= Job =
Set the listing down unchanged, minus every embedded image.

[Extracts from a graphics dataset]
begin

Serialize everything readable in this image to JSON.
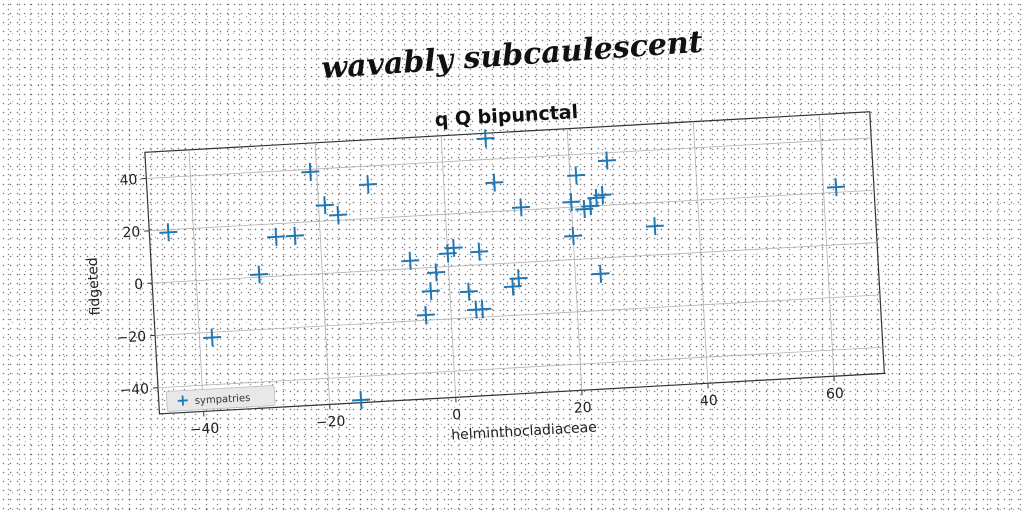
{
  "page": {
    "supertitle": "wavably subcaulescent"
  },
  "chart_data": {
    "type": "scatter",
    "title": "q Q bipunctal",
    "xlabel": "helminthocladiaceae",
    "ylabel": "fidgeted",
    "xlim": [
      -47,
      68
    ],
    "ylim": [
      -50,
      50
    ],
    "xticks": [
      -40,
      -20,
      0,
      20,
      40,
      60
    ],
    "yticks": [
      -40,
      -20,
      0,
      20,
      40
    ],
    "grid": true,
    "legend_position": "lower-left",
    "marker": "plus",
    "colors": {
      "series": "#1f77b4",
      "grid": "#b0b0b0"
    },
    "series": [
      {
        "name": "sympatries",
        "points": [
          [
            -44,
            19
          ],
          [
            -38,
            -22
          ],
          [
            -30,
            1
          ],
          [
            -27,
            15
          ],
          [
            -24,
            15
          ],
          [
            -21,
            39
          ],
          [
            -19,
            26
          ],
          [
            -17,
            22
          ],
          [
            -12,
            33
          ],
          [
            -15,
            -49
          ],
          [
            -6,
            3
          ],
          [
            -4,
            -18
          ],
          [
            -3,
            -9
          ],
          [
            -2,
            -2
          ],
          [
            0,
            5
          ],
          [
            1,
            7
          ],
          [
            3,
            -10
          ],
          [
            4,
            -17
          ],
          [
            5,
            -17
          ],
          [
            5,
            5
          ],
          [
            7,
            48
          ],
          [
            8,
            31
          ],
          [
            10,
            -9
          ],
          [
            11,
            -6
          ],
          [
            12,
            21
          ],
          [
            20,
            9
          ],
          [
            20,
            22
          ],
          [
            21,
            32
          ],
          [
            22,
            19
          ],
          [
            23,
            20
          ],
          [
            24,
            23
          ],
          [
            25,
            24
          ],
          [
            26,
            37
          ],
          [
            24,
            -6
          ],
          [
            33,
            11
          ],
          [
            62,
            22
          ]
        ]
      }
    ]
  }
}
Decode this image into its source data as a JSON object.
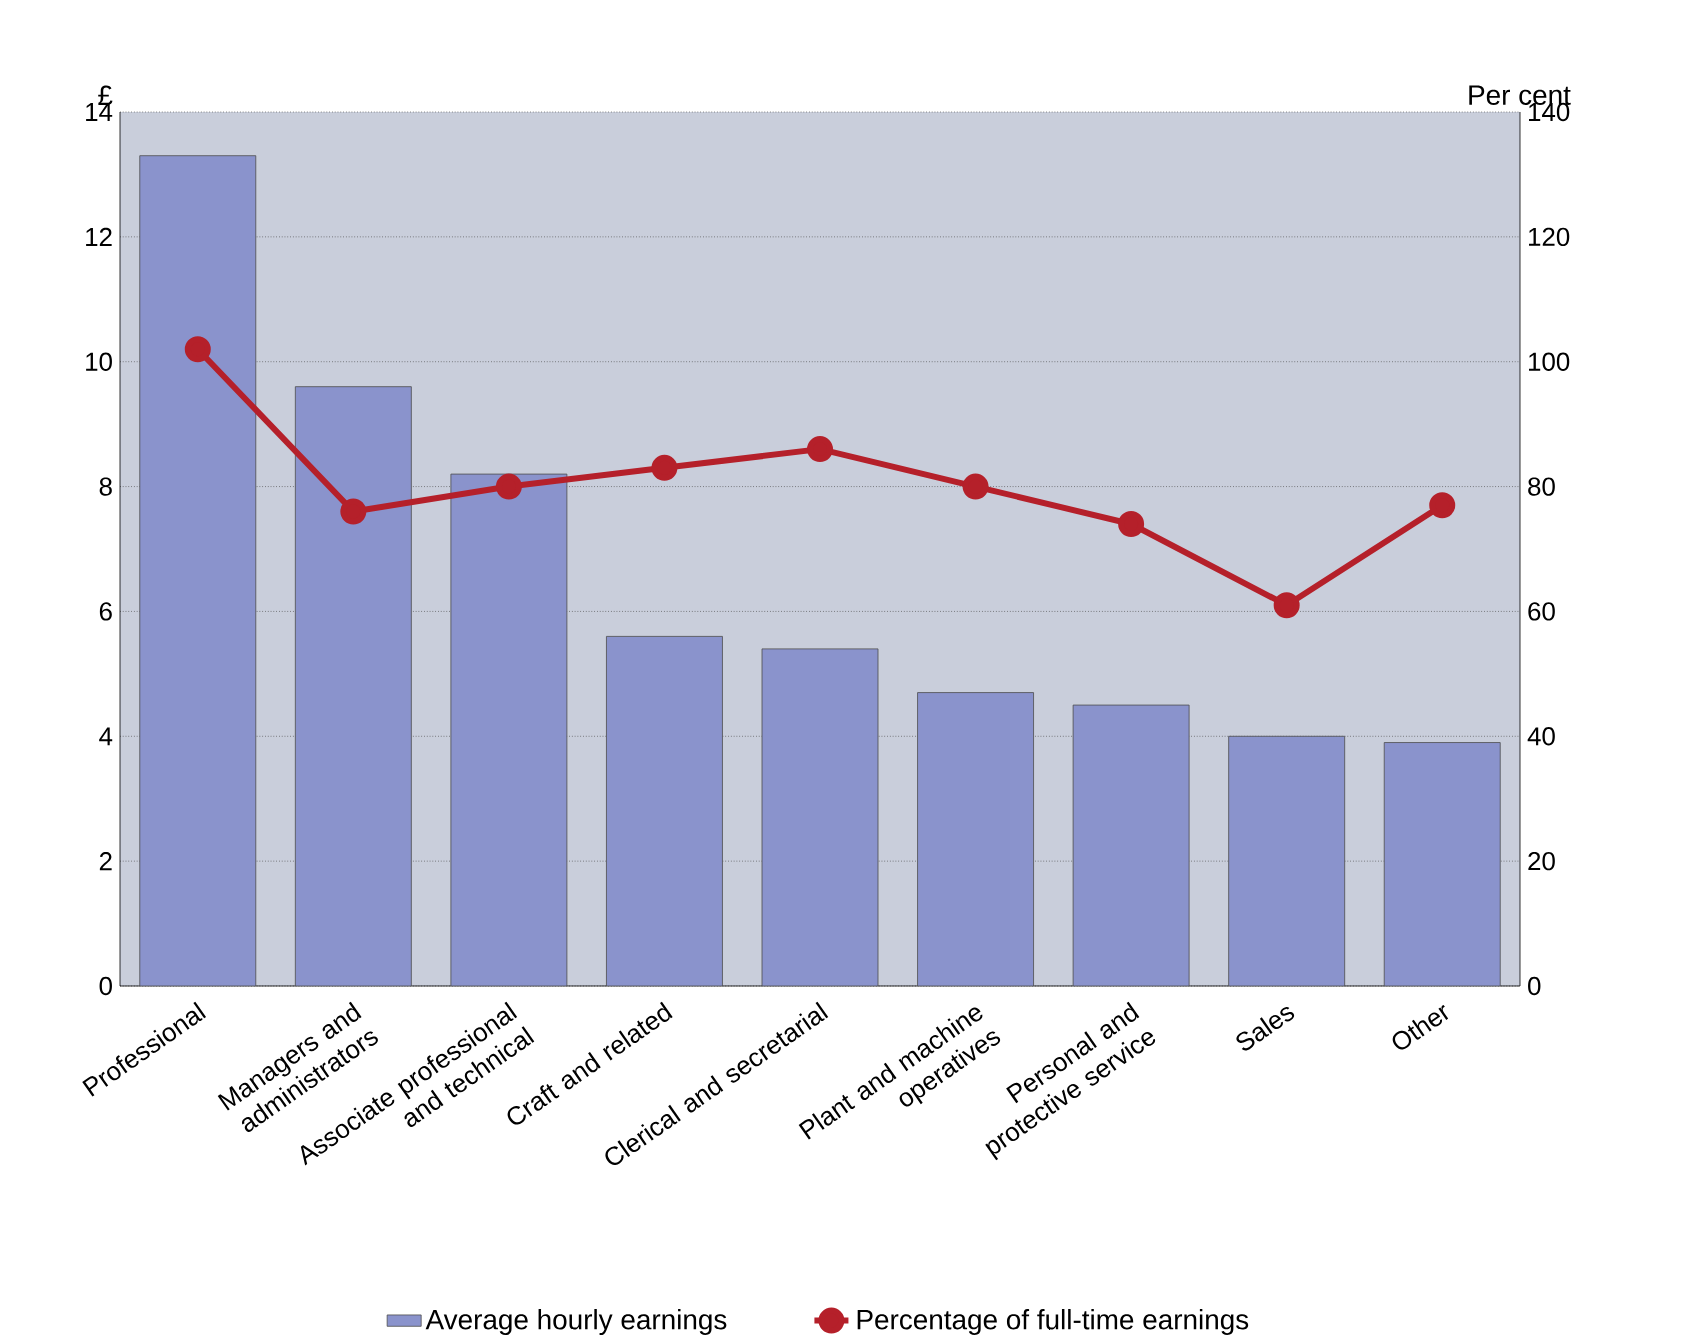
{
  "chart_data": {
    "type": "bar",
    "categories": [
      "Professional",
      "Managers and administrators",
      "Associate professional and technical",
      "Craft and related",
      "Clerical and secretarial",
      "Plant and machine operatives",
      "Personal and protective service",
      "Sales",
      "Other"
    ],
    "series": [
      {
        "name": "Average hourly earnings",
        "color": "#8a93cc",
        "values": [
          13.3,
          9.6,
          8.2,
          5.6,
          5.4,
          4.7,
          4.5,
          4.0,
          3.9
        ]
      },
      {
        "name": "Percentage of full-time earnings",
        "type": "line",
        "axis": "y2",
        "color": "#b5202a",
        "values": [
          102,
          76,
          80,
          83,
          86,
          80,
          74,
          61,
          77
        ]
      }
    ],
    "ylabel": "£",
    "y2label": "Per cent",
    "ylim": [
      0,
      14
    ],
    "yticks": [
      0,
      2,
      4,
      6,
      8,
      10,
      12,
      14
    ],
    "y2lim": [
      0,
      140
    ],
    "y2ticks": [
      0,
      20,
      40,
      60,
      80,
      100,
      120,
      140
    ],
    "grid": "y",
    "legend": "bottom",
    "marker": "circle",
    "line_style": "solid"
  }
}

end

= Expected answer =
Serialize everything readable in this image to JSON.
{
  "page": {
    "supertitle": "wavably subcaulescent"
  },
  "chart_data": {
    "type": "scatter",
    "title": "q Q bipunctal",
    "xlabel": "helminthocladiaceae",
    "ylabel": "fidgeted",
    "xlim": [
      -47,
      68
    ],
    "ylim": [
      -50,
      50
    ],
    "xticks": [
      -40,
      -20,
      0,
      20,
      40,
      60
    ],
    "yticks": [
      -40,
      -20,
      0,
      20,
      40
    ],
    "grid": true,
    "legend_position": "lower-left",
    "marker": "plus",
    "colors": {
      "series": "#1f77b4",
      "grid": "#b0b0b0"
    },
    "series": [
      {
        "name": "sympatries",
        "points": [
          [
            -44,
            19
          ],
          [
            -38,
            -22
          ],
          [
            -30,
            1
          ],
          [
            -27,
            15
          ],
          [
            -24,
            15
          ],
          [
            -21,
            39
          ],
          [
            -19,
            26
          ],
          [
            -17,
            22
          ],
          [
            -12,
            33
          ],
          [
            -15,
            -49
          ],
          [
            -6,
            3
          ],
          [
            -4,
            -18
          ],
          [
            -3,
            -9
          ],
          [
            -2,
            -2
          ],
          [
            0,
            5
          ],
          [
            1,
            7
          ],
          [
            3,
            -10
          ],
          [
            4,
            -17
          ],
          [
            5,
            -17
          ],
          [
            5,
            5
          ],
          [
            7,
            48
          ],
          [
            8,
            31
          ],
          [
            10,
            -9
          ],
          [
            11,
            -6
          ],
          [
            12,
            21
          ],
          [
            20,
            9
          ],
          [
            20,
            22
          ],
          [
            21,
            32
          ],
          [
            22,
            19
          ],
          [
            23,
            20
          ],
          [
            24,
            23
          ],
          [
            25,
            24
          ],
          [
            26,
            37
          ],
          [
            24,
            -6
          ],
          [
            33,
            11
          ],
          [
            62,
            22
          ]
        ]
      }
    ]
  }
}
Decode this image into its source data as a JSON object.
{
  "chart_data": {
    "type": "bar",
    "categories": [
      "Professional",
      "Managers and administrators",
      "Associate professional and technical",
      "Craft and related",
      "Clerical and secretarial",
      "Plant and machine operatives",
      "Personal and protective service",
      "Sales",
      "Other"
    ],
    "series": [
      {
        "name": "Average hourly earnings",
        "color": "#8a93cc",
        "values": [
          13.3,
          9.6,
          8.2,
          5.6,
          5.4,
          4.7,
          4.5,
          4.0,
          3.9
        ]
      },
      {
        "name": "Percentage of full-time earnings",
        "type": "line",
        "axis": "y2",
        "color": "#b5202a",
        "values": [
          102,
          76,
          80,
          83,
          86,
          80,
          74,
          61,
          77
        ]
      }
    ],
    "ylabel": "£",
    "y2label": "Per cent",
    "ylim": [
      0,
      14
    ],
    "yticks": [
      0,
      2,
      4,
      6,
      8,
      10,
      12,
      14
    ],
    "y2lim": [
      0,
      140
    ],
    "y2ticks": [
      0,
      20,
      40,
      60,
      80,
      100,
      120,
      140
    ],
    "grid": "y",
    "legend": "bottom",
    "marker": "circle",
    "line_style": "solid"
  }
}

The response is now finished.